Reproduce all of the data that follows, character for character.

───── SUPPLIED DATA

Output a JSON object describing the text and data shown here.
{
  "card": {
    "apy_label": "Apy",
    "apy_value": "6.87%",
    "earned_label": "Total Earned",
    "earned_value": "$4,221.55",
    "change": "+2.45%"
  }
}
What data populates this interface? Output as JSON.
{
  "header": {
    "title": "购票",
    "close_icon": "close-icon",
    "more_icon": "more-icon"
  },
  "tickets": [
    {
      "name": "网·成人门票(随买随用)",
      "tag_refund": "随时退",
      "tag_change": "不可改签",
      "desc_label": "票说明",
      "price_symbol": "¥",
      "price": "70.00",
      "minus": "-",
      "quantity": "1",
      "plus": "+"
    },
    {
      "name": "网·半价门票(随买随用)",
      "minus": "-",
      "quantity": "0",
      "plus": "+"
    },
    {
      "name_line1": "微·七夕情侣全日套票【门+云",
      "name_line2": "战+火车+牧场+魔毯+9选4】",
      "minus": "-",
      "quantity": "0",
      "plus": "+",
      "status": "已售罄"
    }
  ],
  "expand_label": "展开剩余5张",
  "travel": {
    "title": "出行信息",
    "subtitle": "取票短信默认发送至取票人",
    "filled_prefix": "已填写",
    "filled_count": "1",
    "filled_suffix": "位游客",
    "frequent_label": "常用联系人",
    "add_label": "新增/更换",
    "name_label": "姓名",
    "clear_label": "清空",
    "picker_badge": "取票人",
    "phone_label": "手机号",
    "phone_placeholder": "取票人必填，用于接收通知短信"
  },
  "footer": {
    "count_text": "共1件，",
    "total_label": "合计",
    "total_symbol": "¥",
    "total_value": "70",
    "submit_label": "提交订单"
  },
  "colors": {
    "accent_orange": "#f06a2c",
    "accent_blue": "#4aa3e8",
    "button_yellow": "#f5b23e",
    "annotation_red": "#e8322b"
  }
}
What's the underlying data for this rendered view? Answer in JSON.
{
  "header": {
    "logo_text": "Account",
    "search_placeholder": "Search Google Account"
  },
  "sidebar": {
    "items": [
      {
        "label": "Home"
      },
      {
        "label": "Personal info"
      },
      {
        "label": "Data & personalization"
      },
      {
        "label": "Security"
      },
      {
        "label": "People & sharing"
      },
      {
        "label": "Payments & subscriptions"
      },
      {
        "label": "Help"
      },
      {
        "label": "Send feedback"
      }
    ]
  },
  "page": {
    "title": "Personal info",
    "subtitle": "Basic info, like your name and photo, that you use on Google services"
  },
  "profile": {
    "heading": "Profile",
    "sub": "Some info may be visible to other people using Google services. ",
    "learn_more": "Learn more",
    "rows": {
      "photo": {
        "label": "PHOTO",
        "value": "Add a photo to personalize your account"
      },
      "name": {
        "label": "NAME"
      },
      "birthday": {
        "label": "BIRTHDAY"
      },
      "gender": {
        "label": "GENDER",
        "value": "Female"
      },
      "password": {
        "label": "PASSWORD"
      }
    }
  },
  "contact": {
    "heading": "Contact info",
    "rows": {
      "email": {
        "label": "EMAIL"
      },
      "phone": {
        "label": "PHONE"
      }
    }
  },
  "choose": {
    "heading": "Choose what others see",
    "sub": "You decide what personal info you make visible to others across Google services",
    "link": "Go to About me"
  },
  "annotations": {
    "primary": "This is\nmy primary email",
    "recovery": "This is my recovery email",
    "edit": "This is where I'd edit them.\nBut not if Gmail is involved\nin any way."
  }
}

──────────

FULL SOLUTION:
Output a JSON object describing the text and data shown here.
{
  "card": {
    "apy_label": "Apy",
    "apy_value": "6.87%",
    "earned_label": "Total Earned",
    "earned_value": "$4,221.55",
    "change": "+2.45%"
  }
}
What data populates this interface? Output as JSON.
{
  "header": {
    "title": "购票",
    "close_icon": "close-icon",
    "more_icon": "more-icon"
  },
  "tickets": [
    {
      "name": "网·成人门票(随买随用)",
      "tag_refund": "随时退",
      "tag_change": "不可改签",
      "desc_label": "票说明",
      "price_symbol": "¥",
      "price": "70.00",
      "minus": "-",
      "quantity": "1",
      "plus": "+"
    },
    {
      "name": "网·半价门票(随买随用)",
      "minus": "-",
      "quantity": "0",
      "plus": "+"
    },
    {
      "name_line1": "微·七夕情侣全日套票【门+云",
      "name_line2": "战+火车+牧场+魔毯+9选4】",
      "minus": "-",
      "quantity": "0",
      "plus": "+",
      "status": "已售罄"
    }
  ],
  "expand_label": "展开剩余5张",
  "travel": {
    "title": "出行信息",
    "subtitle": "取票短信默认发送至取票人",
    "filled_prefix": "已填写",
    "filled_count": "1",
    "filled_suffix": "位游客",
    "frequent_label": "常用联系人",
    "add_label": "新增/更换",
    "name_label": "姓名",
    "clear_label": "清空",
    "picker_badge": "取票人",
    "phone_label": "手机号",
    "phone_placeholder": "取票人必填，用于接收通知短信"
  },
  "footer": {
    "count_text": "共1件，",
    "total_label": "合计",
    "total_symbol": "¥",
    "total_value": "70",
    "submit_label": "提交订单"
  },
  "colors": {
    "accent_orange": "#f06a2c",
    "accent_blue": "#4aa3e8",
    "button_yellow": "#f5b23e",
    "annotation_red": "#e8322b"
  }
}
What's the underlying data for this rendered view? Answer in JSON.
{
  "header": {
    "logo_text": "Account",
    "search_placeholder": "Search Google Account"
  },
  "sidebar": {
    "items": [
      {
        "label": "Home"
      },
      {
        "label": "Personal info"
      },
      {
        "label": "Data & personalization"
      },
      {
        "label": "Security"
      },
      {
        "label": "People & sharing"
      },
      {
        "label": "Payments & subscriptions"
      },
      {
        "label": "Help"
      },
      {
        "label": "Send feedback"
      }
    ]
  },
  "page": {
    "title": "Personal info",
    "subtitle": "Basic info, like your name and photo, that you use on Google services"
  },
  "profile": {
    "heading": "Profile",
    "sub": "Some info may be visible to other people using Google services. ",
    "learn_more": "Learn more",
    "rows": {
      "photo": {
        "label": "PHOTO",
        "value": "Add a photo to personalize your account"
      },
      "name": {
        "label": "NAME"
      },
      "birthday": {
        "label": "BIRTHDAY"
      },
      "gender": {
        "label": "GENDER",
        "value": "Female"
      },
      "password": {
        "label": "PASSWORD"
      }
    }
  },
  "contact": {
    "heading": "Contact info",
    "rows": {
      "email": {
        "label": "EMAIL"
      },
      "phone": {
        "label": "PHONE"
      }
    }
  },
  "choose": {
    "heading": "Choose what others see",
    "sub": "You decide what personal info you make visible to others across Google services",
    "link": "Go to About me"
  },
  "annotations": {
    "primary": "This is\nmy primary email",
    "recovery": "This is my recovery email",
    "edit": "This is where I'd edit them.\nBut not if Gmail is involved\nin any way."
  }
}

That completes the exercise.